## YOUR GOAL
What follows is a set of entries. Repeat them exactly, but not their pictures.

## EXTRACTED INFORMATION
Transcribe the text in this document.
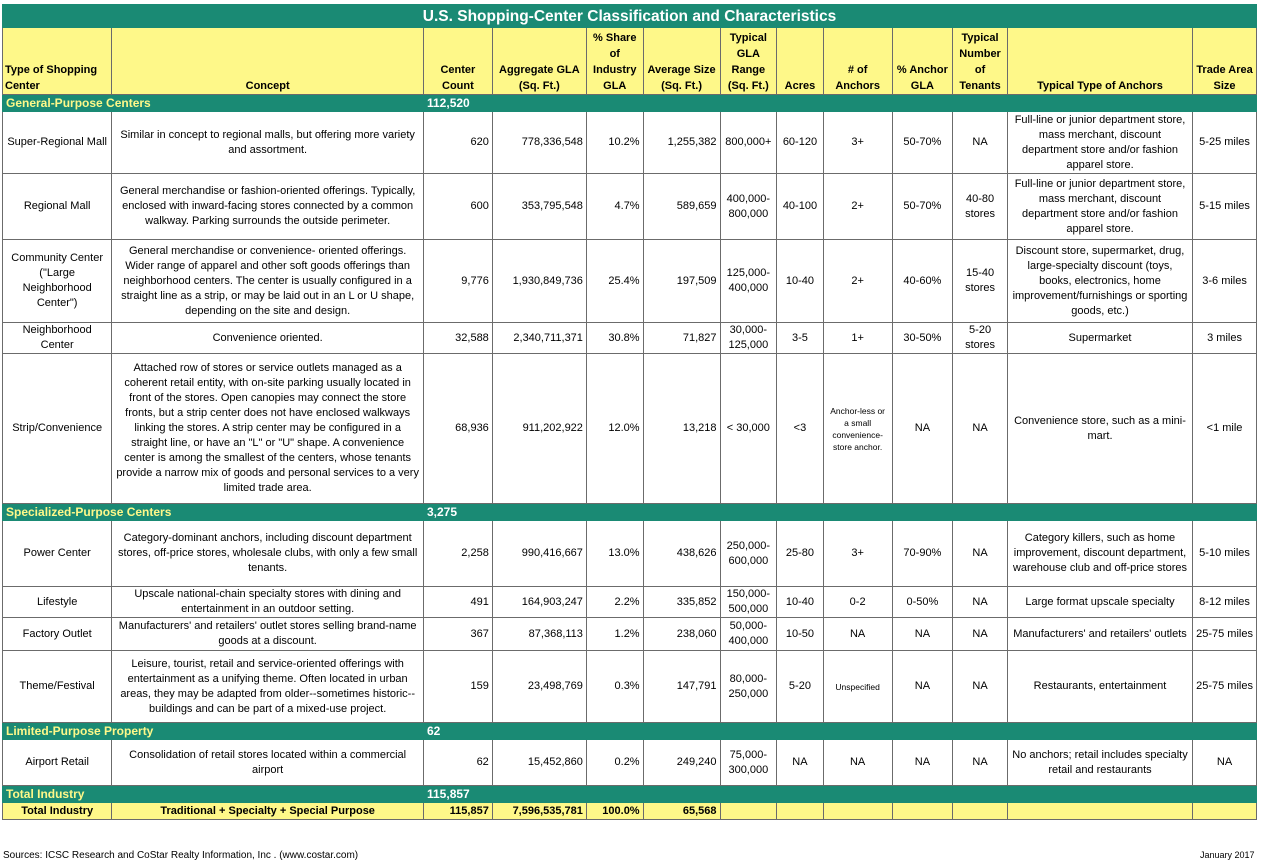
U.S. Shopping-Center Classification and Characteristics												
Type of Shopping Center	Concept	Center Count	Aggregate GLA (Sq. Ft.)	% Share of Industry GLA	Average Size (Sq. Ft.)	Typical GLA Range (Sq. Ft.)	Acres	# of Anchors	% Anchor GLA	Typical Number of Tenants	Typical Type of Anchors	Trade Area Size
General-Purpose Centers		112,520										
Super-Regional Mall	Similar in concept to regional malls, but offering more variety and assortment.	620	778,336,548	10.2%	1,255,382	800,000+	60-120	3+	50-70%	NA	Full-line or junior department store, mass merchant, discount department store and/or fashion apparel store.	5-25 miles
Regional Mall	General merchandise or fashion-oriented offerings. Typically, enclosed with inward-facing stores connected by a common walkway. Parking surrounds the outside perimeter.	600	353,795,548	4.7%	589,659	400,000-800,000	40-100	2+	50-70%	40-80 stores	Full-line or junior department store, mass merchant, discount department store and/or fashion apparel store.	5-15 miles
Community Center ("Large Neighborhood Center")	General merchandise or convenience- oriented offerings. Wider range of apparel and other soft goods offerings than neighborhood centers. The center is usually configured in a straight line as a strip, or may be laid out in an L or U shape, depending on the site and design.	9,776	1,930,849,736	25.4%	197,509	125,000-400,000	10-40	2+	40-60%	15-40 stores	Discount store, supermarket, drug, large-specialty discount (toys, books, electronics, home improvement/furnishings or sporting goods, etc.)	3-6 miles
Neighborhood Center	Convenience oriented.	32,588	2,340,711,371	30.8%	71,827	30,000-125,000	3-5	1+	30-50%	5-20 stores	Supermarket	3 miles
Strip/Convenience	Attached row of stores or service outlets managed as a coherent retail entity, with on-site parking usually located in front of the stores. Open canopies may connect the store fronts, but a strip center does not have enclosed walkways linking the stores. A strip center may be configured in a straight line, or have an "L" or "U" shape. A convenience center is among the smallest of the centers, whose tenants provide a narrow mix of goods and personal services to a very limited trade area.	68,936	911,202,922	12.0%	13,218	< 30,000	<3	Anchor-less or a small convenience-store anchor.	NA	NA	Convenience store, such as a mini-mart.	<1 mile
Specialized-Purpose Centers		3,275										
Power Center	Category-dominant anchors, including discount department stores, off-price stores, wholesale clubs, with only a few small tenants.	2,258	990,416,667	13.0%	438,626	250,000-600,000	25-80	3+	70-90%	NA	Category killers, such as home improvement, discount department, warehouse club and off-price stores	5-10 miles
Lifestyle	Upscale national-chain specialty stores with dining and entertainment in an outdoor setting.	491	164,903,247	2.2%	335,852	150,000-500,000	10-40	0-2	0-50%	NA	Large format upscale specialty	8-12 miles
Factory Outlet	Manufacturers' and retailers' outlet stores selling brand-name goods at a discount.	367	87,368,113	1.2%	238,060	50,000-400,000	10-50	NA	NA	NA	Manufacturers' and retailers' outlets	25-75 miles
Theme/Festival	Leisure, tourist, retail and service-oriented offerings with entertainment as a unifying theme. Often located in urban areas, they may be adapted from older--sometimes historic--buildings and can be part of a mixed-use project.	159	23,498,769	0.3%	147,791	80,000-250,000	5-20	Unspecified	NA	NA	Restaurants, entertainment	25-75 miles
Limited-Purpose Property		62										
Airport Retail	Consolidation of retail stores located within a commercial airport	62	15,452,860	0.2%	249,240	75,000-300,000	NA	NA	NA	NA	No anchors; retail includes specialty retail and restaurants	NA
Total Industry		115,857										
Total Industry	Traditional + Specialty + Special Purpose	115,857	7,596,535,781	100.0%	65,568							
Sources: ICSC Research and CoStar Realty Information, Inc . (www.costar.com)	January 2017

## COMPLETED EXERCISE
Transcribe the text in this document.
U.S. Shopping-Center Classification and Characteristics												
Type of Shopping Center	Concept	Center Count	Aggregate GLA (Sq. Ft.)	% Share of Industry GLA	Average Size (Sq. Ft.)	Typical GLA Range (Sq. Ft.)	Acres	# of Anchors	% Anchor GLA	Typical Number of Tenants	Typical Type of Anchors	Trade Area Size
General-Purpose Centers		112,520										
Super-Regional Mall	Similar in concept to regional malls, but offering more variety and assortment.	620	778,336,548	10.2%	1,255,382	800,000+	60-120	3+	50-70%	NA	Full-line or junior department store, mass merchant, discount department store and/or fashion apparel store.	5-25 miles
Regional Mall	General merchandise or fashion-oriented offerings. Typically, enclosed with inward-facing stores connected by a common walkway. Parking surrounds the outside perimeter.	600	353,795,548	4.7%	589,659	400,000-800,000	40-100	2+	50-70%	40-80 stores	Full-line or junior department store, mass merchant, discount department store and/or fashion apparel store.	5-15 miles
Community Center ("Large Neighborhood Center")	General merchandise or convenience- oriented offerings. Wider range of apparel and other soft goods offerings than neighborhood centers. The center is usually configured in a straight line as a strip, or may be laid out in an L or U shape, depending on the site and design.	9,776	1,930,849,736	25.4%	197,509	125,000-400,000	10-40	2+	40-60%	15-40 stores	Discount store, supermarket, drug, large-specialty discount (toys, books, electronics, home improvement/furnishings or sporting goods, etc.)	3-6 miles
Neighborhood Center	Convenience oriented.	32,588	2,340,711,371	30.8%	71,827	30,000-125,000	3-5	1+	30-50%	5-20 stores	Supermarket	3 miles
Strip/Convenience	Attached row of stores or service outlets managed as a coherent retail entity, with on-site parking usually located in front of the stores. Open canopies may connect the store fronts, but a strip center does not have enclosed walkways linking the stores. A strip center may be configured in a straight line, or have an "L" or "U" shape. A convenience center is among the smallest of the centers, whose tenants provide a narrow mix of goods and personal services to a very limited trade area.	68,936	911,202,922	12.0%	13,218	< 30,000	<3	Anchor-less or a small convenience-store anchor.	NA	NA	Convenience store, such as a mini-mart.	<1 mile
Specialized-Purpose Centers		3,275										
Power Center	Category-dominant anchors, including discount department stores, off-price stores, wholesale clubs, with only a few small tenants.	2,258	990,416,667	13.0%	438,626	250,000-600,000	25-80	3+	70-90%	NA	Category killers, such as home improvement, discount department, warehouse club and off-price stores	5-10 miles
Lifestyle	Upscale national-chain specialty stores with dining and entertainment in an outdoor setting.	491	164,903,247	2.2%	335,852	150,000-500,000	10-40	0-2	0-50%	NA	Large format upscale specialty	8-12 miles
Factory Outlet	Manufacturers' and retailers' outlet stores selling brand-name goods at a discount.	367	87,368,113	1.2%	238,060	50,000-400,000	10-50	NA	NA	NA	Manufacturers' and retailers' outlets	25-75 miles
Theme/Festival	Leisure, tourist, retail and service-oriented offerings with entertainment as a unifying theme. Often located in urban areas, they may be adapted from older--sometimes historic--buildings and can be part of a mixed-use project.	159	23,498,769	0.3%	147,791	80,000-250,000	5-20	Unspecified	NA	NA	Restaurants, entertainment	25-75 miles
Limited-Purpose Property		62										
Airport Retail	Consolidation of retail stores located within a commercial airport	62	15,452,860	0.2%	249,240	75,000-300,000	NA	NA	NA	NA	No anchors; retail includes specialty retail and restaurants	NA
Total Industry		115,857										
Total Industry	Traditional + Specialty + Special Purpose	115,857	7,596,535,781	100.0%	65,568							
Sources: ICSC Research and CoStar Realty Information, Inc . (www.costar.com)	January 2017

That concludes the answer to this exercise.